TASK OBJECTIVE. Check each line for the string "screenshot" and give only the count of lines that have it.

AVAILABLE RECORDS.
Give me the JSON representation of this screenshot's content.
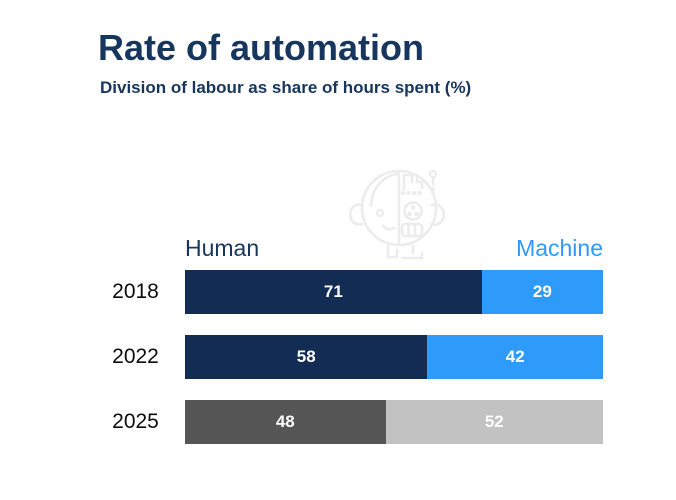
{
  "header": {
    "title": "Rate of automation",
    "subtitle": "Division of labour as share of hours spent (%)",
    "title_color": "#17365d"
  },
  "watermark": {
    "icon": "half-human-half-robot-head-icon",
    "color": "#ececec"
  },
  "chart_data": {
    "type": "bar",
    "orientation": "horizontal",
    "stacked": true,
    "title": "Rate of automation",
    "subtitle": "Division of labour as share of hours spent (%)",
    "categories": [
      "2018",
      "2022",
      "2025"
    ],
    "series": [
      {
        "name": "Human",
        "values": [
          71,
          58,
          48
        ]
      },
      {
        "name": "Machine",
        "values": [
          29,
          42,
          52
        ]
      }
    ],
    "xlim": [
      0,
      100
    ],
    "grid": false,
    "legend": {
      "position": "top",
      "human_label": "Human",
      "machine_label": "Machine",
      "human_color": "#17365d",
      "machine_color": "#2e9bfa"
    },
    "colors": {
      "human_actual": "#122c54",
      "machine_actual": "#2e9bfa",
      "human_projected": "#565656",
      "machine_projected": "#c2c2c2"
    },
    "value_label_color": "#ffffff",
    "note": "2025 row shown in grey (projection)"
  },
  "rows": [
    {
      "year": "2018",
      "human": "71",
      "machine": "29",
      "human_pct": 71,
      "machine_pct": 29,
      "projected": false
    },
    {
      "year": "2022",
      "human": "58",
      "machine": "42",
      "human_pct": 58,
      "machine_pct": 42,
      "projected": false
    },
    {
      "year": "2025",
      "human": "48",
      "machine": "52",
      "human_pct": 48,
      "machine_pct": 52,
      "projected": true
    }
  ]
}
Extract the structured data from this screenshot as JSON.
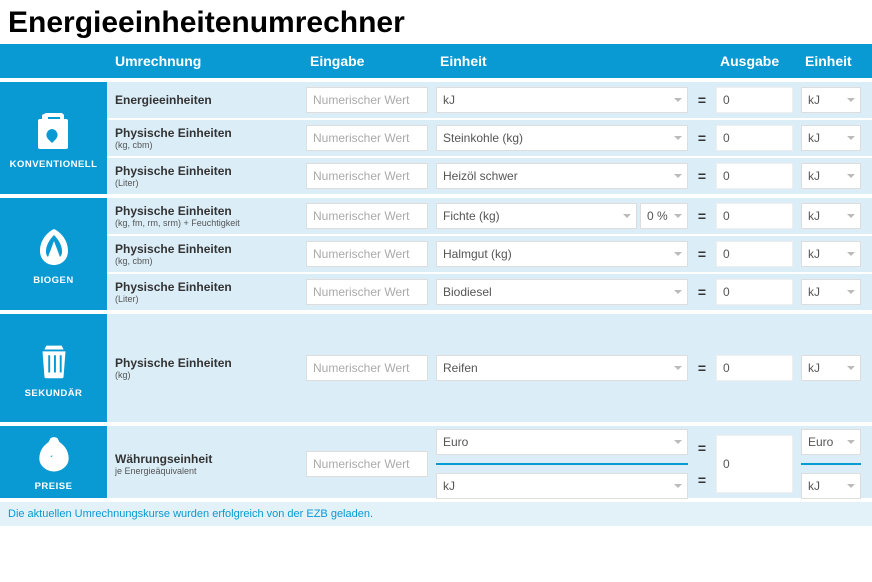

EXERCISE SOLUTION. 2